> _WHAT TO PRODUCE_
Extract all of the data and reproduce it precisely.

# start of PROVIDED DATA

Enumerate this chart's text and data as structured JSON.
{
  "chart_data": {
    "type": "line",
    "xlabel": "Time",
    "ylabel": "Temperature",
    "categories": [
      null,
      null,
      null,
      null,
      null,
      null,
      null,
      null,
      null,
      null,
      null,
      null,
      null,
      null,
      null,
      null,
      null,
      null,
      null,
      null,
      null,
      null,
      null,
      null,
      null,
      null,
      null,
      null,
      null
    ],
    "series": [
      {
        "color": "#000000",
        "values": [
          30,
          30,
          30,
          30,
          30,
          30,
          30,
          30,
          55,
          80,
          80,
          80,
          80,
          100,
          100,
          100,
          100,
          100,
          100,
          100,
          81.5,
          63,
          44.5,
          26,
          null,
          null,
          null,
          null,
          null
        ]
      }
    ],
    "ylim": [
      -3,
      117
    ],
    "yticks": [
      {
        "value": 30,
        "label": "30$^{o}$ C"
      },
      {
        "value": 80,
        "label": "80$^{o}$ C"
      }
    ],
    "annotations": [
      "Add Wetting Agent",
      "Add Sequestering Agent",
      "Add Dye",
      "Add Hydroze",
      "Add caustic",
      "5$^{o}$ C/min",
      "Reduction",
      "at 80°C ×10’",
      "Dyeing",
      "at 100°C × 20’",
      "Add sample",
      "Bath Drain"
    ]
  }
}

# end of PROVIDED DATA

> _PROBLEM SOLUTION_
Enumerate this chart's text and data as structured JSON.
{
  "chart_data": {
    "type": "line",
    "xlabel": "Time",
    "ylabel": "Temperature",
    "categories": [
      null,
      null,
      null,
      null,
      null,
      null,
      null,
      null,
      null,
      null,
      null,
      null,
      null,
      null,
      null,
      null,
      null,
      null,
      null,
      null,
      null,
      null,
      null,
      null,
      null,
      null,
      null,
      null,
      null
    ],
    "series": [
      {
        "color": "#000000",
        "values": [
          30,
          30,
          30,
          30,
          30,
          30,
          30,
          30,
          55,
          80,
          80,
          80,
          80,
          100,
          100,
          100,
          100,
          100,
          100,
          100,
          81.5,
          63,
          44.5,
          26,
          null,
          null,
          null,
          null,
          null
        ]
      }
    ],
    "ylim": [
      -3,
      117
    ],
    "yticks": [
      {
        "value": 30,
        "label": "30$^{o}$ C"
      },
      {
        "value": 80,
        "label": "80$^{o}$ C"
      }
    ],
    "annotations": [
      "Add Wetting Agent",
      "Add Sequestering Agent",
      "Add Dye",
      "Add Hydroze",
      "Add caustic",
      "5$^{o}$ C/min",
      "Reduction",
      "at 80°C ×10’",
      "Dyeing",
      "at 100°C × 20’",
      "Add sample",
      "Bath Drain"
    ]
  }
}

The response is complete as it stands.